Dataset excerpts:
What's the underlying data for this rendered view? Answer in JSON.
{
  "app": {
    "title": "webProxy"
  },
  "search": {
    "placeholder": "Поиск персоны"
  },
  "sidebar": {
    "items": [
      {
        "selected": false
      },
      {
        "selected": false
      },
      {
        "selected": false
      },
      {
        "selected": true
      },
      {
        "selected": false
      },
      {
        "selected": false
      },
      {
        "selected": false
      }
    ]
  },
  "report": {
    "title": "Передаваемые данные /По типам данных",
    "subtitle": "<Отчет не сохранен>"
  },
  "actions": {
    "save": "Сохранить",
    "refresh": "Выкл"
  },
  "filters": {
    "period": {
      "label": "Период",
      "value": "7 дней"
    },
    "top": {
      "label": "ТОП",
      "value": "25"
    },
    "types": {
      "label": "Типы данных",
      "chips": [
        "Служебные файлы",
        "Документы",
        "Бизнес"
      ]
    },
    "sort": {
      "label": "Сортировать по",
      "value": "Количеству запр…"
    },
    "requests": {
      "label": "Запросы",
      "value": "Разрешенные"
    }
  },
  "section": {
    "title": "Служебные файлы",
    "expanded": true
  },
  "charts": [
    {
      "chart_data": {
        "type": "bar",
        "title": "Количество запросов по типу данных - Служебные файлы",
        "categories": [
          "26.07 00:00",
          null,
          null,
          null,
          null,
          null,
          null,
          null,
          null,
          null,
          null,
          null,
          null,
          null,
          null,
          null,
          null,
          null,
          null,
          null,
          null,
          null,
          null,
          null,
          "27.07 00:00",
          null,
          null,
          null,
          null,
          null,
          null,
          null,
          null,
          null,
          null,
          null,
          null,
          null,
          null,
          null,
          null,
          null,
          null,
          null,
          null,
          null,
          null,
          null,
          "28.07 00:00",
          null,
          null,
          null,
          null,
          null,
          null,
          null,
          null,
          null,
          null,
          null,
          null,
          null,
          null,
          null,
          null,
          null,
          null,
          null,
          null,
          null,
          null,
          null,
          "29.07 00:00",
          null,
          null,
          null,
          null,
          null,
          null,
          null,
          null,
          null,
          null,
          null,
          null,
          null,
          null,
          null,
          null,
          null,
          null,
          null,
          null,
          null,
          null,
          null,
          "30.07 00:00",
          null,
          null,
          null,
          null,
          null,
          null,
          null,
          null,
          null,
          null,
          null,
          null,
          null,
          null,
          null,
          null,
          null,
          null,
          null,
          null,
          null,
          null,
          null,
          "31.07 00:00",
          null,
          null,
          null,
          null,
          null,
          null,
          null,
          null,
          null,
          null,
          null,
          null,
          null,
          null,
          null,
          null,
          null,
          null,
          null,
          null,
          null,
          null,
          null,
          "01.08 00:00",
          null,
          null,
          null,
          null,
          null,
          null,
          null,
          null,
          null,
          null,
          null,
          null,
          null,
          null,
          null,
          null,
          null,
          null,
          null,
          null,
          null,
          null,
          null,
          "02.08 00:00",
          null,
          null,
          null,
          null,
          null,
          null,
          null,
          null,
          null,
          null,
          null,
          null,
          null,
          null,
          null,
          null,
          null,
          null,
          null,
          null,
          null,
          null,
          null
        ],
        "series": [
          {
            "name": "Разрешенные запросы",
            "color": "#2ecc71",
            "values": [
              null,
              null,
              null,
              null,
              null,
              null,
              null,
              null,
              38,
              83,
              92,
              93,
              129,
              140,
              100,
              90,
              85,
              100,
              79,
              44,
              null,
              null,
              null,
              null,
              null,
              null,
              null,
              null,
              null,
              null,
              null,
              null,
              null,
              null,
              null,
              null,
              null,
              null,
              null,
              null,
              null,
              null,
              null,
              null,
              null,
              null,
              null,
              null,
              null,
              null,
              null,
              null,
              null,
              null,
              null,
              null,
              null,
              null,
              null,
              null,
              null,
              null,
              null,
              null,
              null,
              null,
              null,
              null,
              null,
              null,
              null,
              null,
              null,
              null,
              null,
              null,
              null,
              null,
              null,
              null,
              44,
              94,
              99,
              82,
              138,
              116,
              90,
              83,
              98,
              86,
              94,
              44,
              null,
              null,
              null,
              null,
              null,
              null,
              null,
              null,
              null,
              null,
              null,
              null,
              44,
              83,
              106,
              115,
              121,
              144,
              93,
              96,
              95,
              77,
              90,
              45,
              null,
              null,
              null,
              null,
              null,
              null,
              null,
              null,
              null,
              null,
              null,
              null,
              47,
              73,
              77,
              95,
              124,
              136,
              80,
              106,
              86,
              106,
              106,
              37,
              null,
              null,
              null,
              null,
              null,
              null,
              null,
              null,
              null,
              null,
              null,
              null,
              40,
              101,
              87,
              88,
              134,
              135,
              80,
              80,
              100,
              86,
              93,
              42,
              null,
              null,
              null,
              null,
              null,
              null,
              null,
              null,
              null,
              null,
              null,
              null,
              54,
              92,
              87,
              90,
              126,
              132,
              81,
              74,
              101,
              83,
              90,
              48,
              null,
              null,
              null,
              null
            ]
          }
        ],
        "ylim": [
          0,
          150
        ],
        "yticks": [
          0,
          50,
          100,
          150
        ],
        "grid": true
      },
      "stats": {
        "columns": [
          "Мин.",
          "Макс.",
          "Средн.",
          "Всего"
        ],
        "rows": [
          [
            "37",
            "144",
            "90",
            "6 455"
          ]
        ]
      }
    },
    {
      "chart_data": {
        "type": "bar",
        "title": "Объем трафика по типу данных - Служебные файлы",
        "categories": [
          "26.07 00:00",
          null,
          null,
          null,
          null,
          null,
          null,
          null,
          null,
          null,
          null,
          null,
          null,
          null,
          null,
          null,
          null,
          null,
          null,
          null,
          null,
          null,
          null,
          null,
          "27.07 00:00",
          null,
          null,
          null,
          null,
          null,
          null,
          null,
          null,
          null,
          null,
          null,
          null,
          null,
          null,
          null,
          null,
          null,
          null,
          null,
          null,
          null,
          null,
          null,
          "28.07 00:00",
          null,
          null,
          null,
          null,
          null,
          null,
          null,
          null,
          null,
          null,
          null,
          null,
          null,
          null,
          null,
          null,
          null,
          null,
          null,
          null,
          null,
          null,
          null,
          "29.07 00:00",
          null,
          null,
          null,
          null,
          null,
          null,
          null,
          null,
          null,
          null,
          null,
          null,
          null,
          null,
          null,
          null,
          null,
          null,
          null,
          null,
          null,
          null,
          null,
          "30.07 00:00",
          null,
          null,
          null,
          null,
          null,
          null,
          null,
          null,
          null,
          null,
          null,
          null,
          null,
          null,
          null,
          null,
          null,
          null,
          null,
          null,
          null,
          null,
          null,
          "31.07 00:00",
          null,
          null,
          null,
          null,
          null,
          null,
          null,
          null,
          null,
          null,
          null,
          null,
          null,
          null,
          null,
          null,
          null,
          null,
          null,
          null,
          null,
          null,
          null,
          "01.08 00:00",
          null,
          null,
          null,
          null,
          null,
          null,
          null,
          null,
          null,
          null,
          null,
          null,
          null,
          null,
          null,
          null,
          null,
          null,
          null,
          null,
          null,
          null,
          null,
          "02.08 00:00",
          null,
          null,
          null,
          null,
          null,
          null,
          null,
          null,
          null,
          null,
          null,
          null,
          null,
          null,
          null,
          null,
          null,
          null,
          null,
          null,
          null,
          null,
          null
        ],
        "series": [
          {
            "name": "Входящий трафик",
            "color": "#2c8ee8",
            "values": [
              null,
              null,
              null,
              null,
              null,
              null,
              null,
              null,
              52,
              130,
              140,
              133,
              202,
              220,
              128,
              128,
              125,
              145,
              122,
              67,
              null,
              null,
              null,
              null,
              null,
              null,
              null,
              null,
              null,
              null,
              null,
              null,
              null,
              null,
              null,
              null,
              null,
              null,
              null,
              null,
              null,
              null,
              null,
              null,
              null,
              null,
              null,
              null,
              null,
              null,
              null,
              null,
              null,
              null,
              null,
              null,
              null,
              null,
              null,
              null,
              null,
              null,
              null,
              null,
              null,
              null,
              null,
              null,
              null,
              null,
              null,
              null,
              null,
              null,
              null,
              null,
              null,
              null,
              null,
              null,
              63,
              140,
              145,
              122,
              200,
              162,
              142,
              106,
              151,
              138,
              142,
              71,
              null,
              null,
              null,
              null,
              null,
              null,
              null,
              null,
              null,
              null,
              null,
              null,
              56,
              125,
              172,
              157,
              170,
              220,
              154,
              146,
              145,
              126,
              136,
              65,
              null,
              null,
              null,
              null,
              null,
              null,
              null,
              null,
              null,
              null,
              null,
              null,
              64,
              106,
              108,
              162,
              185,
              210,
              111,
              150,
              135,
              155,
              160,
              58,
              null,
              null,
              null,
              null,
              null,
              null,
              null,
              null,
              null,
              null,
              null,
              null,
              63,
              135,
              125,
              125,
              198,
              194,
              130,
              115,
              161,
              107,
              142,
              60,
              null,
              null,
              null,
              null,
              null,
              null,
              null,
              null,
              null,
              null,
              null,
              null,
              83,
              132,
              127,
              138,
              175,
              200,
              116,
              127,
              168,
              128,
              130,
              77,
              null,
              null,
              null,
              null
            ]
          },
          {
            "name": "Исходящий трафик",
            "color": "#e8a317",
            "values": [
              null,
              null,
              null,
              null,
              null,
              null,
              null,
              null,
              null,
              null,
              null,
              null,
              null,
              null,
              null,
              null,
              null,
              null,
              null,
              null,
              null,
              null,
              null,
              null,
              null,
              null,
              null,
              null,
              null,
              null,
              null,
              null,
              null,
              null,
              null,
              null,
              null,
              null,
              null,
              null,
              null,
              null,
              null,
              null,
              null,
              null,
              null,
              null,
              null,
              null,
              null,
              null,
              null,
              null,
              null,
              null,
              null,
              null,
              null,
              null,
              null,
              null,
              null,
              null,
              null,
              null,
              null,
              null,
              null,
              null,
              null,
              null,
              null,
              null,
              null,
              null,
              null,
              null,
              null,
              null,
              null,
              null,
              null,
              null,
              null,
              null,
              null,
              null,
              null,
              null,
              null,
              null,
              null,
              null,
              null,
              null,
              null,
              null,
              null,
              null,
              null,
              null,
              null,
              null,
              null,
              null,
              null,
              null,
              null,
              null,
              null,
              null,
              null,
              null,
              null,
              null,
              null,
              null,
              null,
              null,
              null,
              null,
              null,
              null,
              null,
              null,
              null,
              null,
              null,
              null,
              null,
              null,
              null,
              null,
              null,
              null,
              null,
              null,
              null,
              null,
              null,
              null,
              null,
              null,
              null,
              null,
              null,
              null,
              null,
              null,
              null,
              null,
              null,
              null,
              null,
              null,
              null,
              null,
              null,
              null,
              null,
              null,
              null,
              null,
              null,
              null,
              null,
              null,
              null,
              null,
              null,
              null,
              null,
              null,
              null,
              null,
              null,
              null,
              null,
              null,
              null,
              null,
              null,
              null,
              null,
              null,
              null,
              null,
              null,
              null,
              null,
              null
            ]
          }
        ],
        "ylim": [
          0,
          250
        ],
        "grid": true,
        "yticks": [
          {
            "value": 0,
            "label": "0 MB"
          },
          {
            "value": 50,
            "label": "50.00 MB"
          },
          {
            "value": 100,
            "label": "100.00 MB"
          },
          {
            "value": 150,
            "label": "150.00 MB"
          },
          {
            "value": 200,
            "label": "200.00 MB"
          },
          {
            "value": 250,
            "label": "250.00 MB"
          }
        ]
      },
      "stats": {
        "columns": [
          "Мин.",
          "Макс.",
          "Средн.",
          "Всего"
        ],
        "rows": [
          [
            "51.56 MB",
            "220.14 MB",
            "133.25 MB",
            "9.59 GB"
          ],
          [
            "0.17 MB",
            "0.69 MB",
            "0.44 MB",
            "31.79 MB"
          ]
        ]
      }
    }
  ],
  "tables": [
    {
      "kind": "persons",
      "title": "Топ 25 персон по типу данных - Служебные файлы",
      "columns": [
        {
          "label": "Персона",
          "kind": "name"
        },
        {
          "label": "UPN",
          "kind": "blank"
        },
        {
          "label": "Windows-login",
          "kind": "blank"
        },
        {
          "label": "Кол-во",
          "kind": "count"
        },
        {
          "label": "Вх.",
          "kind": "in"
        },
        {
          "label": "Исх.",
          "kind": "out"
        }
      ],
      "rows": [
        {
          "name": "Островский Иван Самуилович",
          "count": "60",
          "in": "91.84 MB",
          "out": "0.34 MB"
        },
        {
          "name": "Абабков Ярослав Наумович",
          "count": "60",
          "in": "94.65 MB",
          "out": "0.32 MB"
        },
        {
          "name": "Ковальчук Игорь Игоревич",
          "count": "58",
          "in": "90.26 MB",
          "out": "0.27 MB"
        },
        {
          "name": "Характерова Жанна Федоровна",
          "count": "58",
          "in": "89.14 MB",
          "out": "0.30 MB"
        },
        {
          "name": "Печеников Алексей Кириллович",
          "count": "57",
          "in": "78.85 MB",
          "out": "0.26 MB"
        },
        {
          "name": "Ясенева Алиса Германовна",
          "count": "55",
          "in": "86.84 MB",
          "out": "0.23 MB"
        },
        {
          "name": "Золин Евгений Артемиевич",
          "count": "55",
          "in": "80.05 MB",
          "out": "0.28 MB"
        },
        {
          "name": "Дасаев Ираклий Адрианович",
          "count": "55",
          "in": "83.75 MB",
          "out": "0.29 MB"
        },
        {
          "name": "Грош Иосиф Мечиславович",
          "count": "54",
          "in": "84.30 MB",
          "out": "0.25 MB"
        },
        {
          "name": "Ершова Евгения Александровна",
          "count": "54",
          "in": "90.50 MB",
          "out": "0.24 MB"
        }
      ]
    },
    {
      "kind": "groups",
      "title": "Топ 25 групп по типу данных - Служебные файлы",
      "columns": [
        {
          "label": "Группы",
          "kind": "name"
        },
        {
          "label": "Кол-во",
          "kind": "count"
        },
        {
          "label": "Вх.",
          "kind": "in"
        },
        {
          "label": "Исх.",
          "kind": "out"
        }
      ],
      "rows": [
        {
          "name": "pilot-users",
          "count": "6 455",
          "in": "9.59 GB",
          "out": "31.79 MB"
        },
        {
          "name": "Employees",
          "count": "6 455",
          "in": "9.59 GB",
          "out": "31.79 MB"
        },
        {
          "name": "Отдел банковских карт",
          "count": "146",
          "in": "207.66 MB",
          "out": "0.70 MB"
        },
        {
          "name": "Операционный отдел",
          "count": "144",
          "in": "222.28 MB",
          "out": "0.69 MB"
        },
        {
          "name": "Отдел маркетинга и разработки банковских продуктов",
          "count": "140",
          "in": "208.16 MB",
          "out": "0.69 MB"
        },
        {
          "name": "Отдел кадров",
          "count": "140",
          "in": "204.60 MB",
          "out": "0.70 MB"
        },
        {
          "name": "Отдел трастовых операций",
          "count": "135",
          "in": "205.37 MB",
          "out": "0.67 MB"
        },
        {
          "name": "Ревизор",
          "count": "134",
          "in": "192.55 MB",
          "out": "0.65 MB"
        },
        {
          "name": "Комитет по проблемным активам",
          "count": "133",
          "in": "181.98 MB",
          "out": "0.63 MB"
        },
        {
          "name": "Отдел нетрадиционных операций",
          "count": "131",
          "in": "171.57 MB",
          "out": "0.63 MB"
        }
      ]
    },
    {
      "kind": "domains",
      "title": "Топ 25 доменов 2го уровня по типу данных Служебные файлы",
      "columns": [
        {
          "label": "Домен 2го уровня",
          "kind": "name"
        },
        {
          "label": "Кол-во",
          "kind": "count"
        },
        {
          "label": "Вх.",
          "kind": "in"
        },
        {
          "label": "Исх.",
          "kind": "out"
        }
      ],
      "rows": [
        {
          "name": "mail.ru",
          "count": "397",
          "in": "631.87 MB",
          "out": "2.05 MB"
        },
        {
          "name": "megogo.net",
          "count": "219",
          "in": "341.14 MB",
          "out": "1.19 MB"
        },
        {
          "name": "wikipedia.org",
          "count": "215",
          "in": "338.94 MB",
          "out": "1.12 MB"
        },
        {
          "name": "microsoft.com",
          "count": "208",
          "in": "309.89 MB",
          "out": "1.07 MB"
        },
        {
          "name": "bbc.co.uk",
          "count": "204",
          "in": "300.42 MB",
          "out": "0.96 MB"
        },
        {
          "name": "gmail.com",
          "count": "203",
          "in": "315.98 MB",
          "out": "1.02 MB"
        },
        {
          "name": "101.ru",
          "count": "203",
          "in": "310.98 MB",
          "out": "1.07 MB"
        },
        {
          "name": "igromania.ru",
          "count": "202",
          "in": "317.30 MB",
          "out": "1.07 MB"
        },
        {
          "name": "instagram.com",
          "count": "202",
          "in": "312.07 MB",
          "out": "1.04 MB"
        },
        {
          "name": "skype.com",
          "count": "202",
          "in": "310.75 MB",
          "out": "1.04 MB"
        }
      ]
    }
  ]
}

EXERCISE: Count how many lines in the data contain the word "true", giving the number without comment.

FINAL ANSWER: 4